**PROBLEM DESCRIPTION:** Without including any pictures, copy each entry below exactly.

>>>

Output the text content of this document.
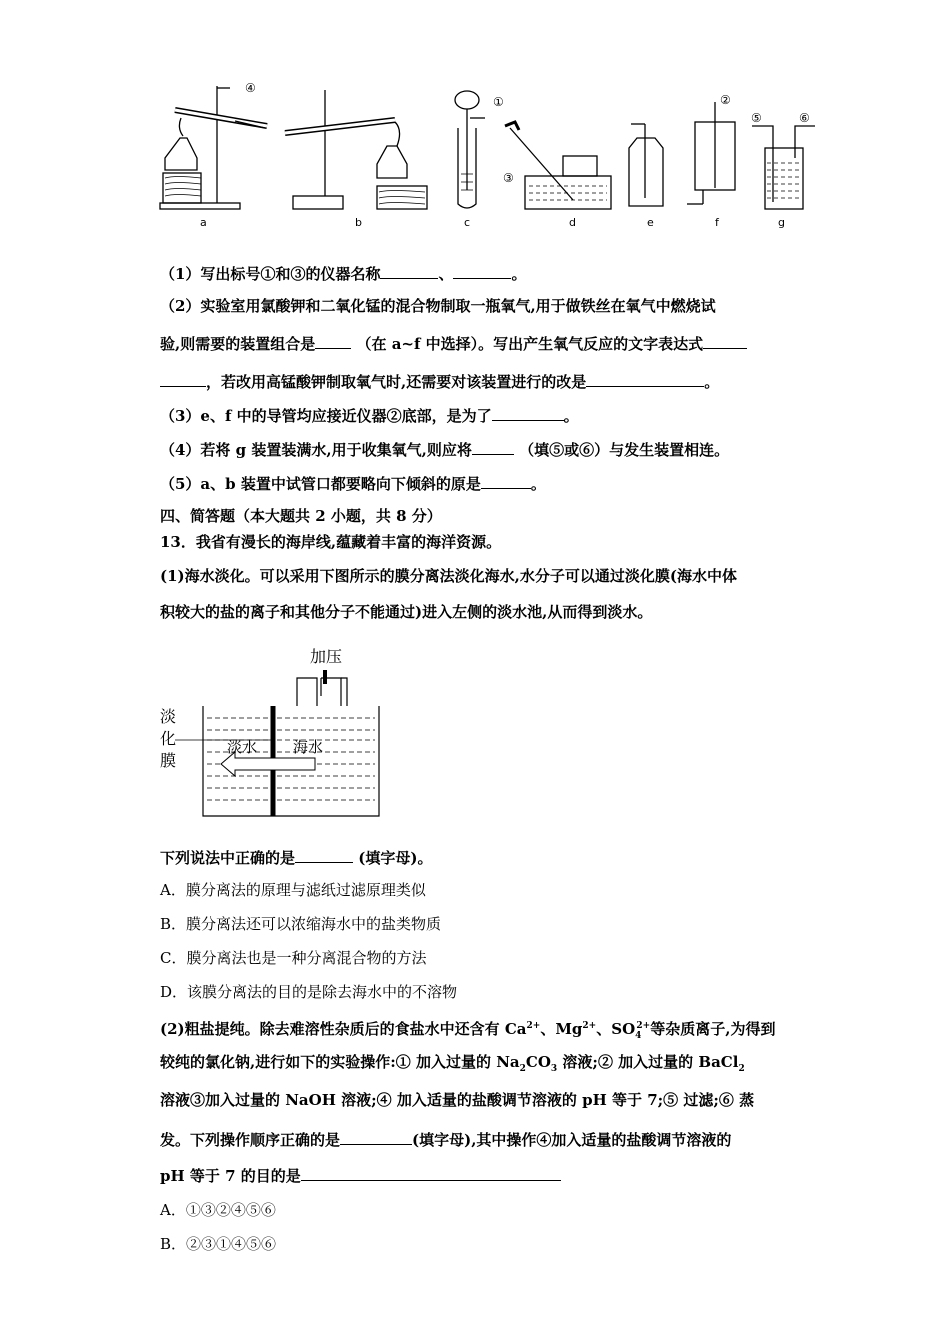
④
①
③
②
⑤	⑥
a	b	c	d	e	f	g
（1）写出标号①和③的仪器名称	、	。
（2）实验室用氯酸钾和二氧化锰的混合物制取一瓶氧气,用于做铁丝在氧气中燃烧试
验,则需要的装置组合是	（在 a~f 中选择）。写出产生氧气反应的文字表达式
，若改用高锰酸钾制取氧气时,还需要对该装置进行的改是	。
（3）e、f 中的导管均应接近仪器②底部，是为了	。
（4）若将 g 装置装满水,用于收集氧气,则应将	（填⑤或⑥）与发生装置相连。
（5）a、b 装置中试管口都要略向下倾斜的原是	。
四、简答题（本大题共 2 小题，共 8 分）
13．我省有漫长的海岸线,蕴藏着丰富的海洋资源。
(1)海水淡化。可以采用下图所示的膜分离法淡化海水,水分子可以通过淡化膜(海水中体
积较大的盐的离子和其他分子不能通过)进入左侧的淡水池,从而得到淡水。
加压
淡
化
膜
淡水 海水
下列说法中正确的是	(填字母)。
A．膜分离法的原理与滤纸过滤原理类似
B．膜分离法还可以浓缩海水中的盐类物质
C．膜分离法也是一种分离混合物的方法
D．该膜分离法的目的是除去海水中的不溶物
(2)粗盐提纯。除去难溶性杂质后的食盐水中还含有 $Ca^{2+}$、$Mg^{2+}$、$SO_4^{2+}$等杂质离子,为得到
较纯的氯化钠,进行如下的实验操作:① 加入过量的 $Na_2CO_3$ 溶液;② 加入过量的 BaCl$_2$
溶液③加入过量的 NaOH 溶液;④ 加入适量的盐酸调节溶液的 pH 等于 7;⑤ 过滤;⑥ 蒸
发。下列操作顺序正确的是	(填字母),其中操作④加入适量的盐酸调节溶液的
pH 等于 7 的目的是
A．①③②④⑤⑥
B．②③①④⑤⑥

<<<

**WRITTEN ANSWER:**
Output the text content of this document.
④
①
③
②
⑤	⑥
a	b	c	d	e	f	g
（1）写出标号①和③的仪器名称	、	。
（2）实验室用氯酸钾和二氧化锰的混合物制取一瓶氧气,用于做铁丝在氧气中燃烧试
验,则需要的装置组合是	（在 a~f 中选择）。写出产生氧气反应的文字表达式
，若改用高锰酸钾制取氧气时,还需要对该装置进行的改是	。
（3）e、f 中的导管均应接近仪器②底部，是为了	。
（4）若将 g 装置装满水,用于收集氧气,则应将	（填⑤或⑥）与发生装置相连。
（5）a、b 装置中试管口都要略向下倾斜的原是	。
四、简答题（本大题共 2 小题，共 8 分）
13．我省有漫长的海岸线,蕴藏着丰富的海洋资源。
(1)海水淡化。可以采用下图所示的膜分离法淡化海水,水分子可以通过淡化膜(海水中体
积较大的盐的离子和其他分子不能通过)进入左侧的淡水池,从而得到淡水。
加压
淡
化
膜
淡水 海水
下列说法中正确的是	(填字母)。
A．膜分离法的原理与滤纸过滤原理类似
B．膜分离法还可以浓缩海水中的盐类物质
C．膜分离法也是一种分离混合物的方法
D．该膜分离法的目的是除去海水中的不溶物
(2)粗盐提纯。除去难溶性杂质后的食盐水中还含有 $Ca^{2+}$、$Mg^{2+}$、$SO_4^{2+}$等杂质离子,为得到
较纯的氯化钠,进行如下的实验操作:① 加入过量的 $Na_2CO_3$ 溶液;② 加入过量的 BaCl$_2$
溶液③加入过量的 NaOH 溶液;④ 加入适量的盐酸调节溶液的 pH 等于 7;⑤ 过滤;⑥ 蒸
发。下列操作顺序正确的是	(填字母),其中操作④加入适量的盐酸调节溶液的
pH 等于 7 的目的是
A．①③②④⑤⑥
B．②③①④⑤⑥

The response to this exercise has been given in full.